(Stored records)
::::
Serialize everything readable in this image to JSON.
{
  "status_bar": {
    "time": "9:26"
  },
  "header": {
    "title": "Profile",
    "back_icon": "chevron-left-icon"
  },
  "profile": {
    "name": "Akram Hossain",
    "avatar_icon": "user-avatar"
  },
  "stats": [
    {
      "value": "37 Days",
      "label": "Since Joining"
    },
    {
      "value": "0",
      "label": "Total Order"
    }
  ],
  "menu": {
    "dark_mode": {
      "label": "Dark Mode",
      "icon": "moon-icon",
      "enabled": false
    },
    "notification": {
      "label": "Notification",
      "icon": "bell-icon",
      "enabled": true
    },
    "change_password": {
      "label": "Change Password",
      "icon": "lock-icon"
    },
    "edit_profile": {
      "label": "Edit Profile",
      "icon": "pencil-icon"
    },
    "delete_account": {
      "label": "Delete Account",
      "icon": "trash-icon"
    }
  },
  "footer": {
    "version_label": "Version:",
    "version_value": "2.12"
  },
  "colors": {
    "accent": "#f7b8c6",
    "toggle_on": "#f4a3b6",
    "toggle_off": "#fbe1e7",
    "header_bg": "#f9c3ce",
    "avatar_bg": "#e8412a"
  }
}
::::
• **Given task**:
Each record above should be returned exactly as it appears.

• **Reply**:
Serialize everything readable in this image to JSON.
{
  "status_bar": {
    "time": "9:26"
  },
  "header": {
    "title": "Profile",
    "back_icon": "chevron-left-icon"
  },
  "profile": {
    "name": "Akram Hossain",
    "avatar_icon": "user-avatar"
  },
  "stats": [
    {
      "value": "37 Days",
      "label": "Since Joining"
    },
    {
      "value": "0",
      "label": "Total Order"
    }
  ],
  "menu": {
    "dark_mode": {
      "label": "Dark Mode",
      "icon": "moon-icon",
      "enabled": false
    },
    "notification": {
      "label": "Notification",
      "icon": "bell-icon",
      "enabled": true
    },
    "change_password": {
      "label": "Change Password",
      "icon": "lock-icon"
    },
    "edit_profile": {
      "label": "Edit Profile",
      "icon": "pencil-icon"
    },
    "delete_account": {
      "label": "Delete Account",
      "icon": "trash-icon"
    }
  },
  "footer": {
    "version_label": "Version:",
    "version_value": "2.12"
  },
  "colors": {
    "accent": "#f7b8c6",
    "toggle_on": "#f4a3b6",
    "toggle_off": "#fbe1e7",
    "header_bg": "#f9c3ce",
    "avatar_bg": "#e8412a"
  }
}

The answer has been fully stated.